◆ **Exercise directions**
From the listing below, extract every line containing "watermark".
** Start Dataset content **
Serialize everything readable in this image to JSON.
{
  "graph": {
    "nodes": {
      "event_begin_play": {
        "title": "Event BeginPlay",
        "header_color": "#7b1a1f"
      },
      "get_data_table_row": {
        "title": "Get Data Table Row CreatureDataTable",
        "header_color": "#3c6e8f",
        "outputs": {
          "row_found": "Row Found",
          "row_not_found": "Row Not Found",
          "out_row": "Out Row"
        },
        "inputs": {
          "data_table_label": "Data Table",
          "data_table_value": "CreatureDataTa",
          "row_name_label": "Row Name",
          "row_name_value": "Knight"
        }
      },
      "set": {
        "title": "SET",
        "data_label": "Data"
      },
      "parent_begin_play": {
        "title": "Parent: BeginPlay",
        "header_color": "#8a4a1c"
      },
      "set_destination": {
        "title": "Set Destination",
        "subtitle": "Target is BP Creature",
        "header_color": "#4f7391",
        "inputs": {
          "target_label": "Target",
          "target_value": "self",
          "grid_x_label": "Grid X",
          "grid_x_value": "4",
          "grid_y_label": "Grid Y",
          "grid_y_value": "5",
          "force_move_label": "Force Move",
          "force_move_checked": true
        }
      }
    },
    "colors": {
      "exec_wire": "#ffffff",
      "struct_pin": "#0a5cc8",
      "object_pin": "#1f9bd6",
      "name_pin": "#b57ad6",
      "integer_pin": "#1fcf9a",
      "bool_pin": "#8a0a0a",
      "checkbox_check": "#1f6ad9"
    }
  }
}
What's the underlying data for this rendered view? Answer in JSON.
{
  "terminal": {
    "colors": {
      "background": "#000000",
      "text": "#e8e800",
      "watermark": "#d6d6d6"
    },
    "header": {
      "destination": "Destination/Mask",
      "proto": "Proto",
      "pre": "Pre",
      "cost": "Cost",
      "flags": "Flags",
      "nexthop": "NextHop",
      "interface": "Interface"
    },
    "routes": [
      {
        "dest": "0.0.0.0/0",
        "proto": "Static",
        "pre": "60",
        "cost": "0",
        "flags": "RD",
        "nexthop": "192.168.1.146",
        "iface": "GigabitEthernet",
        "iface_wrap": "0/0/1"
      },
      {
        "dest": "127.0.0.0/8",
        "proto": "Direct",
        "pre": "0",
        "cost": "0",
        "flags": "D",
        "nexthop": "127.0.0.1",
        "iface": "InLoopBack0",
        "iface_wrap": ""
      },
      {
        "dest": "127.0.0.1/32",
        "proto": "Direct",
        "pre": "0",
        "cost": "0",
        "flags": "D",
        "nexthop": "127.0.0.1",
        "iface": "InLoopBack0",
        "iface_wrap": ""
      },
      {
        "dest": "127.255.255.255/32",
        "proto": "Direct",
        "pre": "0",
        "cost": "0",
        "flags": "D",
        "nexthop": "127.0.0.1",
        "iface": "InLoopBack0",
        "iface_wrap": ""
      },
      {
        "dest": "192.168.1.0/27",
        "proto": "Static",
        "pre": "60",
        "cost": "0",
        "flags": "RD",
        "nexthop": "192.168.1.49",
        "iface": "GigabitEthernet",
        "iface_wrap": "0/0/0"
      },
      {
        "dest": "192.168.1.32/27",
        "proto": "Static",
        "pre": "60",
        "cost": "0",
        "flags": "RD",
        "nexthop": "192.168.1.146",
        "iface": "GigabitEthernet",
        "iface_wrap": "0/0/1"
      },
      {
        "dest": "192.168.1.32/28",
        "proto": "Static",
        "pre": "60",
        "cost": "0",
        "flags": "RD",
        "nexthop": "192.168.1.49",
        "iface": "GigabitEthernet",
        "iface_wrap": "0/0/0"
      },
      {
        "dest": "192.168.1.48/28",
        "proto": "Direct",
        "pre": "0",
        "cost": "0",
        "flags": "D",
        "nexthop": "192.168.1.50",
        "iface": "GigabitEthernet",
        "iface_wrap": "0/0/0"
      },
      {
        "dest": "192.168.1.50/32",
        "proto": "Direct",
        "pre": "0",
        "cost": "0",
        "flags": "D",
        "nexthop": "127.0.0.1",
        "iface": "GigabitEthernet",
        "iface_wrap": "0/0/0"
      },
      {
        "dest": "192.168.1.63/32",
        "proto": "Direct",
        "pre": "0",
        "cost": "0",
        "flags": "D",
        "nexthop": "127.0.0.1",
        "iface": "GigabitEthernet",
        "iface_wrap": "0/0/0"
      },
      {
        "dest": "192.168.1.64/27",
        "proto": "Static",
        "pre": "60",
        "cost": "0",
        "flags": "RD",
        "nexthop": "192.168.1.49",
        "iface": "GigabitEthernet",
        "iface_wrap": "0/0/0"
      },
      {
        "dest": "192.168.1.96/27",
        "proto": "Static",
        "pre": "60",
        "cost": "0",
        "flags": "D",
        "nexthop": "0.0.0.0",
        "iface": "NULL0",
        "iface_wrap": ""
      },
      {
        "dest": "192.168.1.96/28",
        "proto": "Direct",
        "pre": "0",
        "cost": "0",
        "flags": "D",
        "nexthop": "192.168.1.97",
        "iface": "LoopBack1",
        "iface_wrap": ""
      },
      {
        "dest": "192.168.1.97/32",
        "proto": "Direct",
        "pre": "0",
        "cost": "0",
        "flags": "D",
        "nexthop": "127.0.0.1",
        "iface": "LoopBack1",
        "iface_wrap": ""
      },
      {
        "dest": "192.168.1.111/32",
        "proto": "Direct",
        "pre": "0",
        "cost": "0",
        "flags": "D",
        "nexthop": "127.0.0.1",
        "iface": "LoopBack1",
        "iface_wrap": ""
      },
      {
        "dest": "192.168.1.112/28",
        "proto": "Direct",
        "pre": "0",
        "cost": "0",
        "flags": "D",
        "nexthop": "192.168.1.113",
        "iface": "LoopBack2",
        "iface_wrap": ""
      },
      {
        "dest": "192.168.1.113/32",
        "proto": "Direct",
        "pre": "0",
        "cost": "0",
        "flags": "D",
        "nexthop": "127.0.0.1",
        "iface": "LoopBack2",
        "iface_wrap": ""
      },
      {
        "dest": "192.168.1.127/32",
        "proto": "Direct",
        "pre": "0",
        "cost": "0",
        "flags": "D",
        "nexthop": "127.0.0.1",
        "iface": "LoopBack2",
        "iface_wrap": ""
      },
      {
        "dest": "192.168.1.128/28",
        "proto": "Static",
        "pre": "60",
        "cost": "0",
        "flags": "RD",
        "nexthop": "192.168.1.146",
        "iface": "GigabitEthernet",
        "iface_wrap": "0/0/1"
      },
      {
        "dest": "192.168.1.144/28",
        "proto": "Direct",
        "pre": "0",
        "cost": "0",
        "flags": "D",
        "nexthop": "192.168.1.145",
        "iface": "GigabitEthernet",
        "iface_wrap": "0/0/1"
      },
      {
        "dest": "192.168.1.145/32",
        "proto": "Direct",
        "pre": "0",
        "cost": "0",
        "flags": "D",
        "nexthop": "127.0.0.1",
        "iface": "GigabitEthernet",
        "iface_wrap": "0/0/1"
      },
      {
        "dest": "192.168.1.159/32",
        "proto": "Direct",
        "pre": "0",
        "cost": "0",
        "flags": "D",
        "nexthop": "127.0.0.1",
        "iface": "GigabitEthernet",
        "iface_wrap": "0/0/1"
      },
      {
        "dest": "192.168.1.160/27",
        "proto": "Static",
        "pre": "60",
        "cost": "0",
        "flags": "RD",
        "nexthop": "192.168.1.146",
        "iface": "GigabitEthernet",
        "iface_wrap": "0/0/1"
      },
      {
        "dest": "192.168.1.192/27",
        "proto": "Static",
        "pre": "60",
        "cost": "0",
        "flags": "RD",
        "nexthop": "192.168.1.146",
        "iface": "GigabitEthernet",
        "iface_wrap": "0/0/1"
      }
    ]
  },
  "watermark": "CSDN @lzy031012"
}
** End Dataset content **
◆ **Problem solution**
      "watermark": "#d6d6d6"
  "watermark": "CSDN @lzy031012"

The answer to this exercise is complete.